### Data entries
####################
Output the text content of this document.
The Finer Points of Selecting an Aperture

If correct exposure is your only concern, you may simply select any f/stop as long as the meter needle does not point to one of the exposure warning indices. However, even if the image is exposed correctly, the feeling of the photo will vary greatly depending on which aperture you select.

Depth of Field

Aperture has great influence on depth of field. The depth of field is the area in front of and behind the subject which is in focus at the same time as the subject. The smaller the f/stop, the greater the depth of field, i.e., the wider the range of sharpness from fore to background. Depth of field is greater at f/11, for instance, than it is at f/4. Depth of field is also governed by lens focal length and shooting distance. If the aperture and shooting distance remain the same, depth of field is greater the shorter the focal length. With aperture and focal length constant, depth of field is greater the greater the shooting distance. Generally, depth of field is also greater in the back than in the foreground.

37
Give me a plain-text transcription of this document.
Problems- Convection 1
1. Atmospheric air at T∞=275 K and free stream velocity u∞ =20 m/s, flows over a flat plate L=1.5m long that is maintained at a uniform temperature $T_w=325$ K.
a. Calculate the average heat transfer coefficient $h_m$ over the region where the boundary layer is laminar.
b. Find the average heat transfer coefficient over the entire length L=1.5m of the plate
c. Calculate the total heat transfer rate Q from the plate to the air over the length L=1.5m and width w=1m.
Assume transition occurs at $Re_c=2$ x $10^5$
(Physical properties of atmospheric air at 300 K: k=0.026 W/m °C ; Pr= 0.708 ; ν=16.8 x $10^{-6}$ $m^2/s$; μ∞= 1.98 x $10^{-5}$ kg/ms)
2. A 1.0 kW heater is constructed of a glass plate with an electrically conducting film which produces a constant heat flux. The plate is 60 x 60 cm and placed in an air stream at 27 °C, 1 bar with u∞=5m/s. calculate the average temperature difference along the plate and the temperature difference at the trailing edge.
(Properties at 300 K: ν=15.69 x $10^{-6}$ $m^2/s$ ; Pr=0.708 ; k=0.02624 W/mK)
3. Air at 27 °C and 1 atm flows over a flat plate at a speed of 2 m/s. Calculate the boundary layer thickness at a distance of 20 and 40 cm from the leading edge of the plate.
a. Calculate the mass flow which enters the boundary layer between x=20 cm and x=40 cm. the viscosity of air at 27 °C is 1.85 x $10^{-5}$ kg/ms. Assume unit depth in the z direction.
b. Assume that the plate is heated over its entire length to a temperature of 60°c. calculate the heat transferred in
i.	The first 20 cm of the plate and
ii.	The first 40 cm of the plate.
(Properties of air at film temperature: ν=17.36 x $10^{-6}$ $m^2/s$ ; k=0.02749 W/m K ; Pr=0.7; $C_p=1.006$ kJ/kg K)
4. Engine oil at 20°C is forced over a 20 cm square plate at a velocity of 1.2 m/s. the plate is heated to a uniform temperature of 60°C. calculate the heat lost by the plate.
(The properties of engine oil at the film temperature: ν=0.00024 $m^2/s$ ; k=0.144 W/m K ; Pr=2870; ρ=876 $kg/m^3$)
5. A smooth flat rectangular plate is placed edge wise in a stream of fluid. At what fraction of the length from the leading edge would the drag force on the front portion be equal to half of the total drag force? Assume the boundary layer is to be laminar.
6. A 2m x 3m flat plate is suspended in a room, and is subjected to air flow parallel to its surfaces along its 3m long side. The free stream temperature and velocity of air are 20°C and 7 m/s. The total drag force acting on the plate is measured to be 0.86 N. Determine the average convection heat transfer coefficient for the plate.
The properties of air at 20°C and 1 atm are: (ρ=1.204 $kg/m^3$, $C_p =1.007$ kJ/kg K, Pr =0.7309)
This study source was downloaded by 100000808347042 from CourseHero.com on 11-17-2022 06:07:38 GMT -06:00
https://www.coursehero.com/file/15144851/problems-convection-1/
####################
### What to do
Repeat the entries shown above, every one, word for word.

### Task solution
Output the text content of this document.
The Finer Points of Selecting an Aperture

If correct exposure is your only concern, you may simply select any f/stop as long as the meter needle does not point to one of the exposure warning indices. However, even if the image is exposed correctly, the feeling of the photo will vary greatly depending on which aperture you select.

Depth of Field

Aperture has great influence on depth of field. The depth of field is the area in front of and behind the subject which is in focus at the same time as the subject. The smaller the f/stop, the greater the depth of field, i.e., the wider the range of sharpness from fore to background. Depth of field is greater at f/11, for instance, than it is at f/4. Depth of field is also governed by lens focal length and shooting distance. If the aperture and shooting distance remain the same, depth of field is greater the shorter the focal length. With aperture and focal length constant, depth of field is greater the greater the shooting distance. Generally, depth of field is also greater in the back than in the foreground.

37
Give me a plain-text transcription of this document.
Problems- Convection 1
1. Atmospheric air at T∞=275 K and free stream velocity u∞ =20 m/s, flows over a flat plate L=1.5m long that is maintained at a uniform temperature $T_w=325$ K.
a. Calculate the average heat transfer coefficient $h_m$ over the region where the boundary layer is laminar.
b. Find the average heat transfer coefficient over the entire length L=1.5m of the plate
c. Calculate the total heat transfer rate Q from the plate to the air over the length L=1.5m and width w=1m.
Assume transition occurs at $Re_c=2$ x $10^5$
(Physical properties of atmospheric air at 300 K: k=0.026 W/m °C ; Pr= 0.708 ; ν=16.8 x $10^{-6}$ $m^2/s$; μ∞= 1.98 x $10^{-5}$ kg/ms)
2. A 1.0 kW heater is constructed of a glass plate with an electrically conducting film which produces a constant heat flux. The plate is 60 x 60 cm and placed in an air stream at 27 °C, 1 bar with u∞=5m/s. calculate the average temperature difference along the plate and the temperature difference at the trailing edge.
(Properties at 300 K: ν=15.69 x $10^{-6}$ $m^2/s$ ; Pr=0.708 ; k=0.02624 W/mK)
3. Air at 27 °C and 1 atm flows over a flat plate at a speed of 2 m/s. Calculate the boundary layer thickness at a distance of 20 and 40 cm from the leading edge of the plate.
a. Calculate the mass flow which enters the boundary layer between x=20 cm and x=40 cm. the viscosity of air at 27 °C is 1.85 x $10^{-5}$ kg/ms. Assume unit depth in the z direction.
b. Assume that the plate is heated over its entire length to a temperature of 60°c. calculate the heat transferred in
i.	The first 20 cm of the plate and
ii.	The first 40 cm of the plate.
(Properties of air at film temperature: ν=17.36 x $10^{-6}$ $m^2/s$ ; k=0.02749 W/m K ; Pr=0.7; $C_p=1.006$ kJ/kg K)
4. Engine oil at 20°C is forced over a 20 cm square plate at a velocity of 1.2 m/s. the plate is heated to a uniform temperature of 60°C. calculate the heat lost by the plate.
(The properties of engine oil at the film temperature: ν=0.00024 $m^2/s$ ; k=0.144 W/m K ; Pr=2870; ρ=876 $kg/m^3$)
5. A smooth flat rectangular plate is placed edge wise in a stream of fluid. At what fraction of the length from the leading edge would the drag force on the front portion be equal to half of the total drag force? Assume the boundary layer is to be laminar.
6. A 2m x 3m flat plate is suspended in a room, and is subjected to air flow parallel to its surfaces along its 3m long side. The free stream temperature and velocity of air are 20°C and 7 m/s. The total drag force acting on the plate is measured to be 0.86 N. Determine the average convection heat transfer coefficient for the plate.
The properties of air at 20°C and 1 atm are: (ρ=1.204 $kg/m^3$, $C_p =1.007$ kJ/kg K, Pr =0.7309)
This study source was downloaded by 100000808347042 from CourseHero.com on 11-17-2022 06:07:38 GMT -06:00
https://www.coursehero.com/file/15144851/problems-convection-1/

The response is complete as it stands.